**YOUR GOAL**
Seek out every line containing the word "conditions", and copy each.

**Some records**
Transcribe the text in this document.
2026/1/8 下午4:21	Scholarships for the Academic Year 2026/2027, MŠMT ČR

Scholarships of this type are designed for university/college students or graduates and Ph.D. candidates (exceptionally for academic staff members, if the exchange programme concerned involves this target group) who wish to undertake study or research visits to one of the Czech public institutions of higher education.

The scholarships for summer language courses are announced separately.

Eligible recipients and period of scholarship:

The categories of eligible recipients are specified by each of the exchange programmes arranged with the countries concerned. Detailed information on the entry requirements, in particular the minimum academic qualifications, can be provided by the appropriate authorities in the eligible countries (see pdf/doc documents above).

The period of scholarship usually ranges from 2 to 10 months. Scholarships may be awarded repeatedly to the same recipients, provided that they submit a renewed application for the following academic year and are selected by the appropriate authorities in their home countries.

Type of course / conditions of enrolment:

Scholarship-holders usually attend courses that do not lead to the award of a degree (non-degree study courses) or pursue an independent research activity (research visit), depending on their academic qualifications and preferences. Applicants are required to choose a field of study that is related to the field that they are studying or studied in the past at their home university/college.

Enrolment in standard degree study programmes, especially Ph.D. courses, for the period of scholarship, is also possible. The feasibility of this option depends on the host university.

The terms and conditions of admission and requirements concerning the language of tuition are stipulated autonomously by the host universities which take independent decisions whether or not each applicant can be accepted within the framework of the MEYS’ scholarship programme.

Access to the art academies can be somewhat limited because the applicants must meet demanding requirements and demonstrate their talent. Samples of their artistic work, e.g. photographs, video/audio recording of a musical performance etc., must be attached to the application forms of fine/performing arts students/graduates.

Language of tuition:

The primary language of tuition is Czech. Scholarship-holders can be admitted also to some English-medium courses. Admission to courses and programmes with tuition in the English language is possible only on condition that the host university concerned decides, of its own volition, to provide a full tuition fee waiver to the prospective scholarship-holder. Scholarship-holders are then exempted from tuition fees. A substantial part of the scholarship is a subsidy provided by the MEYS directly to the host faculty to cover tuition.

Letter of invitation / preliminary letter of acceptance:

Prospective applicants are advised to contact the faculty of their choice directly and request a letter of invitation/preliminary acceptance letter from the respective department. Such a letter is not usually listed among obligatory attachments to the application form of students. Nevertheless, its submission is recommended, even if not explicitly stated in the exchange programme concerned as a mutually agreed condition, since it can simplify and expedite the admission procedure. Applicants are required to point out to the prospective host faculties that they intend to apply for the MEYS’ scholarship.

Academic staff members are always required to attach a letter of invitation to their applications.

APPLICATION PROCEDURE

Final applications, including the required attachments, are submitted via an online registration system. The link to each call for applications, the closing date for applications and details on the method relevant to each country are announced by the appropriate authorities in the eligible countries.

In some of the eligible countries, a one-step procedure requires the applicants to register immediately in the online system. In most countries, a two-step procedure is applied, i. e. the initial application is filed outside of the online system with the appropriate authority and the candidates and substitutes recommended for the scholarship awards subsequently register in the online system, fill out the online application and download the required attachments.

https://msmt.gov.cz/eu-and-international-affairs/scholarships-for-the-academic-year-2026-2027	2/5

**RESULT OF THE EXERCISE**
Type of course / conditions of enrolment:
The terms and conditions of admission and requirements concerning the language of tuition are stipulated autonomously by the host universities which take independent decisions whether or not each applicant can be accepted within the framework of the MEYS’ scholarship programme.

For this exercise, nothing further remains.